:: Excerpted data ::

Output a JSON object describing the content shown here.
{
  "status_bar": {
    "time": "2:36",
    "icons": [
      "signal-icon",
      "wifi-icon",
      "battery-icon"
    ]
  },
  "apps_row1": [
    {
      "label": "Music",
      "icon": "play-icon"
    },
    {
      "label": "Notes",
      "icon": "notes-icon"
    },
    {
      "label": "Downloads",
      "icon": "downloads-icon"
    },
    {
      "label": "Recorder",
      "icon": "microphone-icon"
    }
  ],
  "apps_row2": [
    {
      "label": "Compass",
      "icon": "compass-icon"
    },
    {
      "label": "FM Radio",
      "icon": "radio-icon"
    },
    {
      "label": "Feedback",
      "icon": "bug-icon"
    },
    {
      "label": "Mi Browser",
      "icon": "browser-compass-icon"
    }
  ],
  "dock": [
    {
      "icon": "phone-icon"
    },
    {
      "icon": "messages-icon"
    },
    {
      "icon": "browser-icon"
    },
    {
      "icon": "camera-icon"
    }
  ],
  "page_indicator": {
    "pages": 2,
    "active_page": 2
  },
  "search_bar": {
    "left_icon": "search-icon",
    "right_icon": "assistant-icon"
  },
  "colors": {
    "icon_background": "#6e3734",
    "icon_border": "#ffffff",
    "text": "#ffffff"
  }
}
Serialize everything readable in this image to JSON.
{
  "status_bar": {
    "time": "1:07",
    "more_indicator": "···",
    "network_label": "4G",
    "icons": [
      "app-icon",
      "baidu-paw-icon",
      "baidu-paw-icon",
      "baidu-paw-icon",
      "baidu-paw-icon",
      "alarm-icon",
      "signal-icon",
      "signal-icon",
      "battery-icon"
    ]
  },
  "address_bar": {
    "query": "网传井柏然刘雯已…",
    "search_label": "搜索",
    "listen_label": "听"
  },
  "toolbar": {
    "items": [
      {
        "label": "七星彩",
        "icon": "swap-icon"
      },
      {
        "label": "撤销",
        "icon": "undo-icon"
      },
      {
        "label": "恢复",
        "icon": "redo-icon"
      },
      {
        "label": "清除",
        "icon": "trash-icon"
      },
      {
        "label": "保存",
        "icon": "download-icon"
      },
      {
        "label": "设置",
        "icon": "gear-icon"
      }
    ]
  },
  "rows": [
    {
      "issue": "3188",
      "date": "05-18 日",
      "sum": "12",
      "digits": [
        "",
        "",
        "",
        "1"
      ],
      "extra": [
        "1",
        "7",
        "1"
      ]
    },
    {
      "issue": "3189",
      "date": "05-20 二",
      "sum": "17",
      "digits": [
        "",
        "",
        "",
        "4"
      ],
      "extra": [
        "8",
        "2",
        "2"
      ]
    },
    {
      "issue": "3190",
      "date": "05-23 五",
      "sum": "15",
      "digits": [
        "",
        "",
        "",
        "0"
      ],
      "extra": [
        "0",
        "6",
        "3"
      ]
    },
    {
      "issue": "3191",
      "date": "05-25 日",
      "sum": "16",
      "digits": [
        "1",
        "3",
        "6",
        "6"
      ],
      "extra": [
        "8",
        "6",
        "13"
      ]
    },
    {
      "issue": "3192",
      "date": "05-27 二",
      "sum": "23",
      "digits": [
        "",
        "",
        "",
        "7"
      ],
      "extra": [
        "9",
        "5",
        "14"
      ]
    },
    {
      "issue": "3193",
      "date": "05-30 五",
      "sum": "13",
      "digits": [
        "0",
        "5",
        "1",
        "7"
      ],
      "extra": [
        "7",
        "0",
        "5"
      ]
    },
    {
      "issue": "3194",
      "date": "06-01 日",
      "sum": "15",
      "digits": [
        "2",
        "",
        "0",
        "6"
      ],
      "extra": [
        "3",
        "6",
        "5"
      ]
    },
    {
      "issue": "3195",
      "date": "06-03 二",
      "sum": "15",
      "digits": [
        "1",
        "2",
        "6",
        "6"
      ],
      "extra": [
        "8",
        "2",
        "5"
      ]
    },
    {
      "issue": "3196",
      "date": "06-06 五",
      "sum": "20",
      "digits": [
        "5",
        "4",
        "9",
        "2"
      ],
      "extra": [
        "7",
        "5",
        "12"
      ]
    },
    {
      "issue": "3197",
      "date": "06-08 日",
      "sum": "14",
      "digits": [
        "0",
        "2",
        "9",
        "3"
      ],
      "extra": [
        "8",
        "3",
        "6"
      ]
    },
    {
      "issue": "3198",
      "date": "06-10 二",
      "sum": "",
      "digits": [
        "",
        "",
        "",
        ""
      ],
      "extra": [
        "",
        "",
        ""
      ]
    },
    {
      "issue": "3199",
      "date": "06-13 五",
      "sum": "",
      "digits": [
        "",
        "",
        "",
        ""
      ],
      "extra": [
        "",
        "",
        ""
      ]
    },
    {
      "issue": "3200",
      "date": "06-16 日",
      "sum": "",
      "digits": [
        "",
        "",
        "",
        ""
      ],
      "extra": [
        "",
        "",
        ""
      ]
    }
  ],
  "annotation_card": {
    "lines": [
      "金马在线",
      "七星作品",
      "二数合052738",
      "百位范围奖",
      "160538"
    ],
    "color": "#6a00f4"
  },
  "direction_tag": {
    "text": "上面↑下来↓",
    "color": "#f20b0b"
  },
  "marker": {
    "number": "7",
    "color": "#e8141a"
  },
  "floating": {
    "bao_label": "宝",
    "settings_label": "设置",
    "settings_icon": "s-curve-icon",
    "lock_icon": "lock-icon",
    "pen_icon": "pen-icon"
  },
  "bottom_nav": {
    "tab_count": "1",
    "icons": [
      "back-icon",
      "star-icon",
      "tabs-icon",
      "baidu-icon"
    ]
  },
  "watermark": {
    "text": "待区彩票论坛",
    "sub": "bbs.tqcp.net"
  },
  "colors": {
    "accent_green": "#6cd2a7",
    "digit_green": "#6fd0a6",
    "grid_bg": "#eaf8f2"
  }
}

:::

Description of the task:
The records above should be repeated in full, exactly as given.

Answer to the task:
Output a JSON object describing the content shown here.
{
  "status_bar": {
    "time": "2:36",
    "icons": [
      "signal-icon",
      "wifi-icon",
      "battery-icon"
    ]
  },
  "apps_row1": [
    {
      "label": "Music",
      "icon": "play-icon"
    },
    {
      "label": "Notes",
      "icon": "notes-icon"
    },
    {
      "label": "Downloads",
      "icon": "downloads-icon"
    },
    {
      "label": "Recorder",
      "icon": "microphone-icon"
    }
  ],
  "apps_row2": [
    {
      "label": "Compass",
      "icon": "compass-icon"
    },
    {
      "label": "FM Radio",
      "icon": "radio-icon"
    },
    {
      "label": "Feedback",
      "icon": "bug-icon"
    },
    {
      "label": "Mi Browser",
      "icon": "browser-compass-icon"
    }
  ],
  "dock": [
    {
      "icon": "phone-icon"
    },
    {
      "icon": "messages-icon"
    },
    {
      "icon": "browser-icon"
    },
    {
      "icon": "camera-icon"
    }
  ],
  "page_indicator": {
    "pages": 2,
    "active_page": 2
  },
  "search_bar": {
    "left_icon": "search-icon",
    "right_icon": "assistant-icon"
  },
  "colors": {
    "icon_background": "#6e3734",
    "icon_border": "#ffffff",
    "text": "#ffffff"
  }
}
Serialize everything readable in this image to JSON.
{
  "status_bar": {
    "time": "1:07",
    "more_indicator": "···",
    "network_label": "4G",
    "icons": [
      "app-icon",
      "baidu-paw-icon",
      "baidu-paw-icon",
      "baidu-paw-icon",
      "baidu-paw-icon",
      "alarm-icon",
      "signal-icon",
      "signal-icon",
      "battery-icon"
    ]
  },
  "address_bar": {
    "query": "网传井柏然刘雯已…",
    "search_label": "搜索",
    "listen_label": "听"
  },
  "toolbar": {
    "items": [
      {
        "label": "七星彩",
        "icon": "swap-icon"
      },
      {
        "label": "撤销",
        "icon": "undo-icon"
      },
      {
        "label": "恢复",
        "icon": "redo-icon"
      },
      {
        "label": "清除",
        "icon": "trash-icon"
      },
      {
        "label": "保存",
        "icon": "download-icon"
      },
      {
        "label": "设置",
        "icon": "gear-icon"
      }
    ]
  },
  "rows": [
    {
      "issue": "3188",
      "date": "05-18 日",
      "sum": "12",
      "digits": [
        "",
        "",
        "",
        "1"
      ],
      "extra": [
        "1",
        "7",
        "1"
      ]
    },
    {
      "issue": "3189",
      "date": "05-20 二",
      "sum": "17",
      "digits": [
        "",
        "",
        "",
        "4"
      ],
      "extra": [
        "8",
        "2",
        "2"
      ]
    },
    {
      "issue": "3190",
      "date": "05-23 五",
      "sum": "15",
      "digits": [
        "",
        "",
        "",
        "0"
      ],
      "extra": [
        "0",
        "6",
        "3"
      ]
    },
    {
      "issue": "3191",
      "date": "05-25 日",
      "sum": "16",
      "digits": [
        "1",
        "3",
        "6",
        "6"
      ],
      "extra": [
        "8",
        "6",
        "13"
      ]
    },
    {
      "issue": "3192",
      "date": "05-27 二",
      "sum": "23",
      "digits": [
        "",
        "",
        "",
        "7"
      ],
      "extra": [
        "9",
        "5",
        "14"
      ]
    },
    {
      "issue": "3193",
      "date": "05-30 五",
      "sum": "13",
      "digits": [
        "0",
        "5",
        "1",
        "7"
      ],
      "extra": [
        "7",
        "0",
        "5"
      ]
    },
    {
      "issue": "3194",
      "date": "06-01 日",
      "sum": "15",
      "digits": [
        "2",
        "",
        "0",
        "6"
      ],
      "extra": [
        "3",
        "6",
        "5"
      ]
    },
    {
      "issue": "3195",
      "date": "06-03 二",
      "sum": "15",
      "digits": [
        "1",
        "2",
        "6",
        "6"
      ],
      "extra": [
        "8",
        "2",
        "5"
      ]
    },
    {
      "issue": "3196",
      "date": "06-06 五",
      "sum": "20",
      "digits": [
        "5",
        "4",
        "9",
        "2"
      ],
      "extra": [
        "7",
        "5",
        "12"
      ]
    },
    {
      "issue": "3197",
      "date": "06-08 日",
      "sum": "14",
      "digits": [
        "0",
        "2",
        "9",
        "3"
      ],
      "extra": [
        "8",
        "3",
        "6"
      ]
    },
    {
      "issue": "3198",
      "date": "06-10 二",
      "sum": "",
      "digits": [
        "",
        "",
        "",
        ""
      ],
      "extra": [
        "",
        "",
        ""
      ]
    },
    {
      "issue": "3199",
      "date": "06-13 五",
      "sum": "",
      "digits": [
        "",
        "",
        "",
        ""
      ],
      "extra": [
        "",
        "",
        ""
      ]
    },
    {
      "issue": "3200",
      "date": "06-16 日",
      "sum": "",
      "digits": [
        "",
        "",
        "",
        ""
      ],
      "extra": [
        "",
        "",
        ""
      ]
    }
  ],
  "annotation_card": {
    "lines": [
      "金马在线",
      "七星作品",
      "二数合052738",
      "百位范围奖",
      "160538"
    ],
    "color": "#6a00f4"
  },
  "direction_tag": {
    "text": "上面↑下来↓",
    "color": "#f20b0b"
  },
  "marker": {
    "number": "7",
    "color": "#e8141a"
  },
  "floating": {
    "bao_label": "宝",
    "settings_label": "设置",
    "settings_icon": "s-curve-icon",
    "lock_icon": "lock-icon",
    "pen_icon": "pen-icon"
  },
  "bottom_nav": {
    "tab_count": "1",
    "icons": [
      "back-icon",
      "star-icon",
      "tabs-icon",
      "baidu-icon"
    ]
  },
  "watermark": {
    "text": "待区彩票论坛",
    "sub": "bbs.tqcp.net"
  },
  "colors": {
    "accent_green": "#6cd2a7",
    "digit_green": "#6fd0a6",
    "grid_bg": "#eaf8f2"
  }
}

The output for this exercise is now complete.